* DIRECTIVE
Take each line containing the word "Seductv" and copy it.

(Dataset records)
━━━━━━
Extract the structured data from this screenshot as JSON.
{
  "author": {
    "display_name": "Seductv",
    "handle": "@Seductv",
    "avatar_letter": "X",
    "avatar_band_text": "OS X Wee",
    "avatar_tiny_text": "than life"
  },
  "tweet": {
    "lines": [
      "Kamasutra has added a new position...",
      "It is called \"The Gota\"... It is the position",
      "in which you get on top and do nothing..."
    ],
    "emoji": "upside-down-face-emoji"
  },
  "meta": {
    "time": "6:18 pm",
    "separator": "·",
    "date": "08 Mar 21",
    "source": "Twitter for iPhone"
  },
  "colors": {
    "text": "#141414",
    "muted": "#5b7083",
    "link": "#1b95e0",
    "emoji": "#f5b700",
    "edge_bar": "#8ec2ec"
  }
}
━━━━━━
* TASK RESULT
    "display_name": "Seductv",
    "handle": "@Seductv",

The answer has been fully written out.